Stated goal:
Which lines contain the string "Office"? Please list every one of them.

──────────

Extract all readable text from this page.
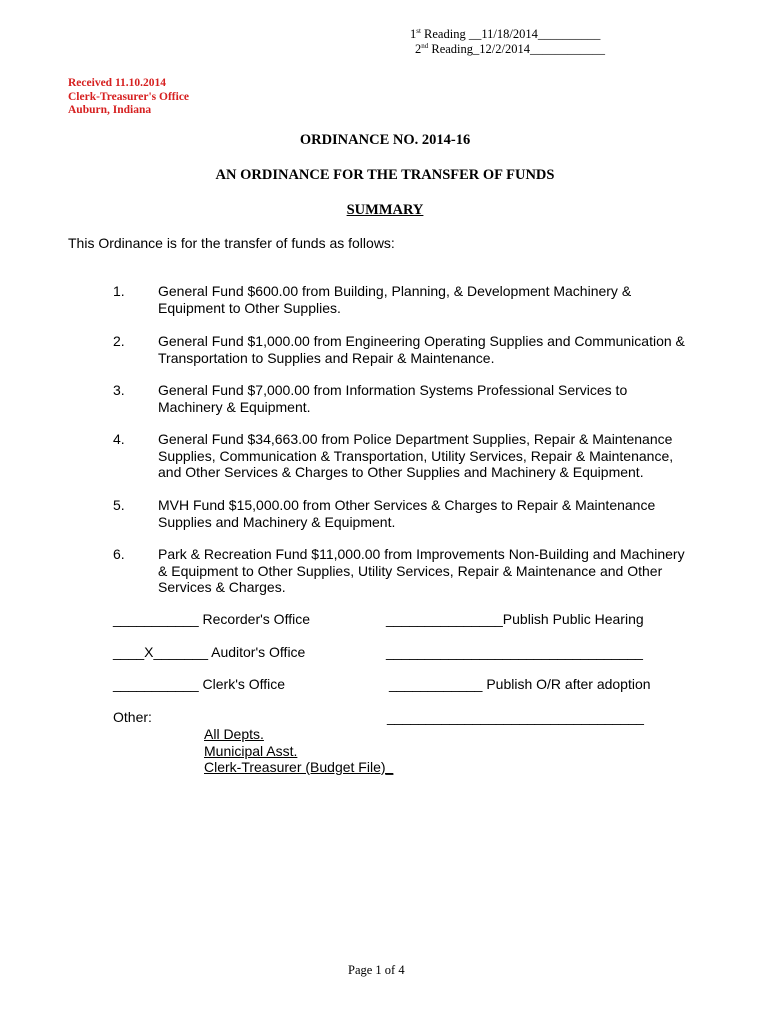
1st Reading __11/18/2014__________
2nd Reading_12/2/2014____________
Received 11.10.2014
Clerk-Treasurer's Office
Auburn, Indiana
ORDINANCE NO. 2014-16
AN ORDINANCE FOR THE TRANSFER OF FUNDS
SUMMARY
This Ordinance is for the transfer of funds as follows:
1. General Fund $600.00 from Building, Planning, & Development Machinery & Equipment to Other Supplies.
2. General Fund $1,000.00 from Engineering Operating Supplies and Communication & Transportation to Supplies and Repair & Maintenance.
3. General Fund $7,000.00 from Information Systems Professional Services to Machinery & Equipment.
4. General Fund $34,663.00 from Police Department Supplies, Repair & Maintenance Supplies, Communication & Transportation, Utility Services, Repair & Maintenance, and Other Services & Charges to Other Supplies and Machinery & Equipment.
5. MVH Fund $15,000.00 from Other Services & Charges to Repair & Maintenance Supplies and Machinery & Equipment.
6. Park & Recreation Fund $11,000.00 from Improvements Non-Building and Machinery & Equipment to Other Supplies, Utility Services, Repair & Maintenance and Other Services & Charges.
___________ Recorder's Office	_______________Publish Public Hearing
____X_______ Auditor's Office	_________________________________
___________ Clerk's Office	____________ Publish O/R after adoption
Other:	_________________________________
All Depts.
Municipal Asst.
Clerk-Treasurer (Budget File)_
Page 1 of 4
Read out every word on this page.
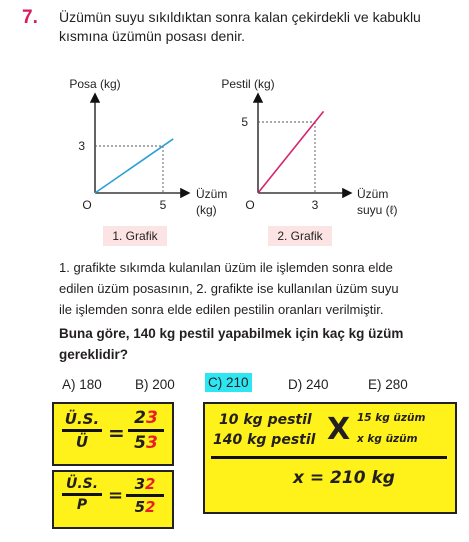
7. Üzümün suyu sıkıldıktan sonra kalan çekirdekli ve kabuklu
kısmına üzümün posası denir.
5
3
O
Posa (kg)
Üzüm
(kg)	3
5
O
Pestil (kg)
Üzüm
suyu (ℓ)
1. Grafik	2. Grafik
1. grafikte sıkımda kulanılan üzüm ile işlemden sonra elde
edilen üzüm posasının, 2. grafikte ise kullanılan üzüm suyu
ile işlemden sonra elde edilen pestilin oranları verilmiştir.
Buna göre, 140 kg pestil yapabilmek için kaç kg üzüm
gereklidir?
A) 180 B) 200 C) 210	D) 240	E) 280
Ü.S.
Ü =
23
53
Ü.S.
P	=
32
52
10 kg pestil
140 kg pestil X 15 kg üzüm
x kg üzüm
x = 210 kg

──────────

Response to this exercise:
Clerk-Treasurer's Office
___________ Recorder's Office	_______________Publish Public Hearing
____X_______ Auditor's Office	_________________________________
___________ Clerk's Office	____________ Publish O/R after adoption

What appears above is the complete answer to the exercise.